— start of TASK INPUTS —

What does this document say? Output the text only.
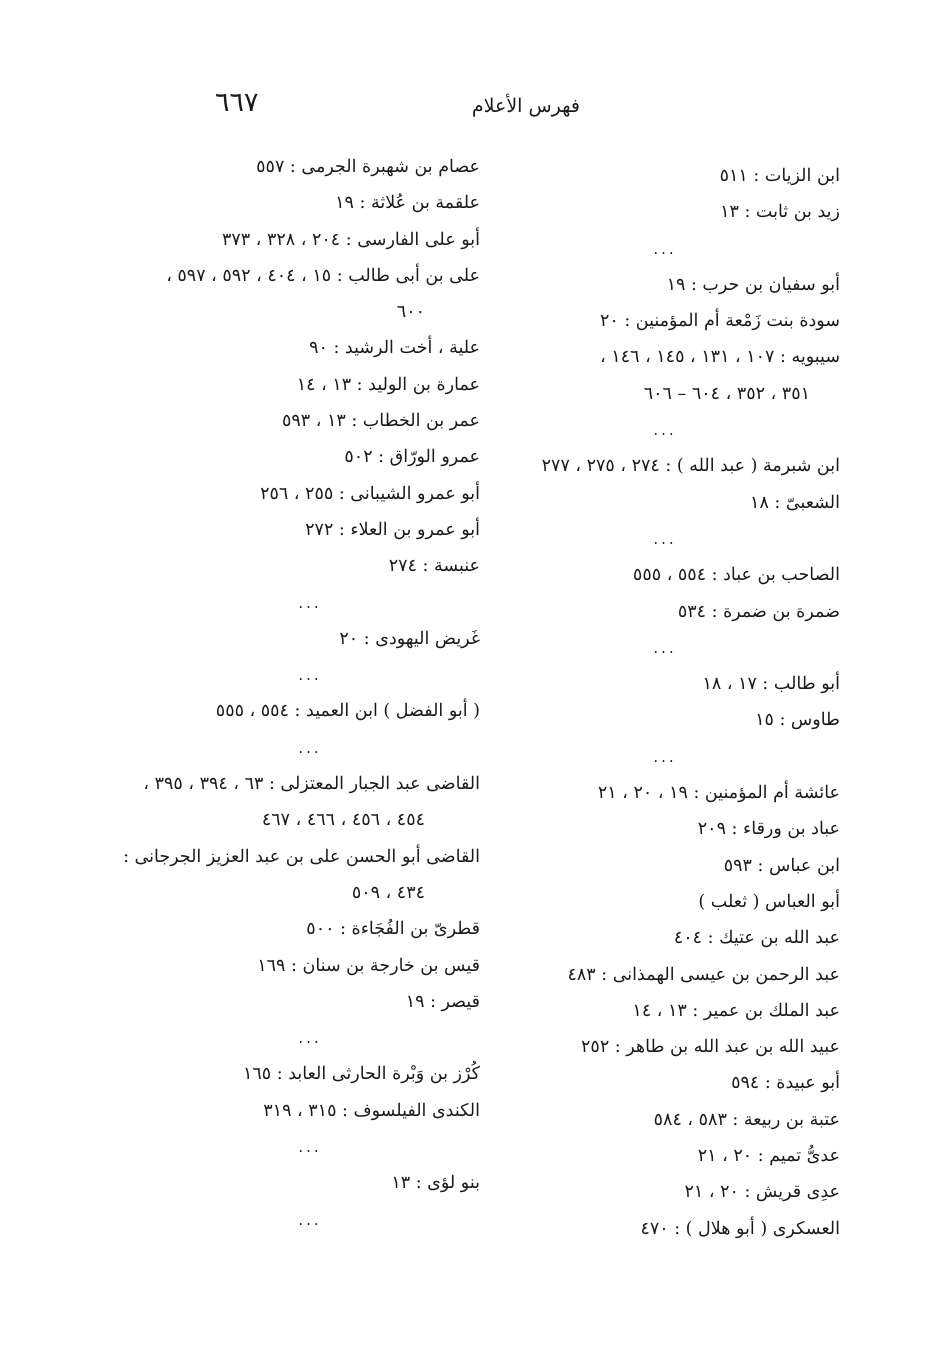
فهرس الأعلام
٦٦٧
ابن الزيات : ٥١١
زيد بن ثابت : ١٣
...
أبو سفيان بن حرب : ١٩
سودة بنت زَمْعة أم المؤمنين : ٢٠
سيبويه : ١٠٧ ، ١٣١ ، ١٤٥ ، ١٤٦ ،
٣٥١ ، ٣٥٢ ، ٦٠٤ – ٦٠٦
...
ابن شبرمة ( عبد الله ) : ٢٧٤ ، ٢٧٥ ، ٢٧٧
الشعبىّ : ١٨
...
الصاحب بن عباد : ٥٥٤ ، ٥٥٥
ضمرة بن ضمرة : ٥٣٤
...
أبو طالب : ١٧ ، ١٨
طاوس : ١٥
...
عائشة أم المؤمنين : ١٩ ، ٢٠ ، ٢١
عباد بن ورقاء : ٢٠٩
ابن عباس : ٥٩٣
أبو العباس ( ثعلب )
عبد الله بن عتيك : ٤٠٤
عبد الرحمن بن عيسى الهمذانى : ٤٨٣
عبد الملك بن عمير : ١٣ ، ١٤
عبيد الله بن عبد الله بن طاهر : ٢٥٢
أبو عبيدة : ٥٩٤
عتبة بن ربيعة : ٥٨٣ ، ٥٨٤
عدىُّ تميم : ٢٠ ، ٢١
عدِى قريش : ٢٠ ، ٢١
العسكرى ( أبو هلال ) : ٤٧٠
عصام بن شهبرة الجرمى : ٥٥٧
علقمة بن عُلاثة : ١٩
أبو على الفارسى : ٢٠٤ ، ٣٢٨ ، ٣٧٣
على بن أبى طالب : ١٥ ، ٤٠٤ ، ٥٩٢ ، ٥٩٧ ،
٦٠٠
علية ، أخت الرشيد : ٩٠
عمارة بن الوليد : ١٣ ، ١٤
عمر بن الخطاب : ١٣ ، ٥٩٣
عمرو الورّاق : ٥٠٢
أبو عمرو الشيبانى : ٢٥٥ ، ٢٥٦
أبو عمرو بن العلاء : ٢٧٢
عنبسة : ٢٧٤
...
غَريض اليهودى : ٢٠
...
( أبو الفضل ) ابن العميد : ٥٥٤ ، ٥٥٥
...
القاضى عبد الجبار المعتزلى : ٦٣ ، ٣٩٤ ، ٣٩٥ ،
٤٥٤ ، ٤٥٦ ، ٤٦٦ ، ٤٦٧
القاضى أبو الحسن على بن عبد العزيز الجرجانى :
٤٣٤ ، ٥٠٩
قطرىّ بن الفُجَاءة : ٥٠٠
قيس بن خارجة بن سنان : ١٦٩
قيصر : ١٩
...
كُرْز بن وَبْرة الحارثى العابد : ١٦٥
الكندى الفيلسوف : ٣١٥ ، ٣١٩
...
بنو لؤى : ١٣
...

— end of TASK INPUTS —

(WRITTEN TASK) Write out again every line above exactly as given; the pictures do not belong in the copy.

(SOLUTION FOR THIS TASK)
What does this document say? Output the text only.
فهرس الأعلام
٦٦٧
ابن الزيات : ٥١١
زيد بن ثابت : ١٣
...
أبو سفيان بن حرب : ١٩
سودة بنت زَمْعة أم المؤمنين : ٢٠
سيبويه : ١٠٧ ، ١٣١ ، ١٤٥ ، ١٤٦ ،
٣٥١ ، ٣٥٢ ، ٦٠٤ – ٦٠٦
...
ابن شبرمة ( عبد الله ) : ٢٧٤ ، ٢٧٥ ، ٢٧٧
الشعبىّ : ١٨
...
الصاحب بن عباد : ٥٥٤ ، ٥٥٥
ضمرة بن ضمرة : ٥٣٤
...
أبو طالب : ١٧ ، ١٨
طاوس : ١٥
...
عائشة أم المؤمنين : ١٩ ، ٢٠ ، ٢١
عباد بن ورقاء : ٢٠٩
ابن عباس : ٥٩٣
أبو العباس ( ثعلب )
عبد الله بن عتيك : ٤٠٤
عبد الرحمن بن عيسى الهمذانى : ٤٨٣
عبد الملك بن عمير : ١٣ ، ١٤
عبيد الله بن عبد الله بن طاهر : ٢٥٢
أبو عبيدة : ٥٩٤
عتبة بن ربيعة : ٥٨٣ ، ٥٨٤
عدىُّ تميم : ٢٠ ، ٢١
عدِى قريش : ٢٠ ، ٢١
العسكرى ( أبو هلال ) : ٤٧٠
عصام بن شهبرة الجرمى : ٥٥٧
علقمة بن عُلاثة : ١٩
أبو على الفارسى : ٢٠٤ ، ٣٢٨ ، ٣٧٣
على بن أبى طالب : ١٥ ، ٤٠٤ ، ٥٩٢ ، ٥٩٧ ،
٦٠٠
علية ، أخت الرشيد : ٩٠
عمارة بن الوليد : ١٣ ، ١٤
عمر بن الخطاب : ١٣ ، ٥٩٣
عمرو الورّاق : ٥٠٢
أبو عمرو الشيبانى : ٢٥٥ ، ٢٥٦
أبو عمرو بن العلاء : ٢٧٢
عنبسة : ٢٧٤
...
غَريض اليهودى : ٢٠
...
( أبو الفضل ) ابن العميد : ٥٥٤ ، ٥٥٥
...
القاضى عبد الجبار المعتزلى : ٦٣ ، ٣٩٤ ، ٣٩٥ ،
٤٥٤ ، ٤٥٦ ، ٤٦٦ ، ٤٦٧
القاضى أبو الحسن على بن عبد العزيز الجرجانى :
٤٣٤ ، ٥٠٩
قطرىّ بن الفُجَاءة : ٥٠٠
قيس بن خارجة بن سنان : ١٦٩
قيصر : ١٩
...
كُرْز بن وَبْرة الحارثى العابد : ١٦٥
الكندى الفيلسوف : ٣١٥ ، ٣١٩
...
بنو لؤى : ١٣
...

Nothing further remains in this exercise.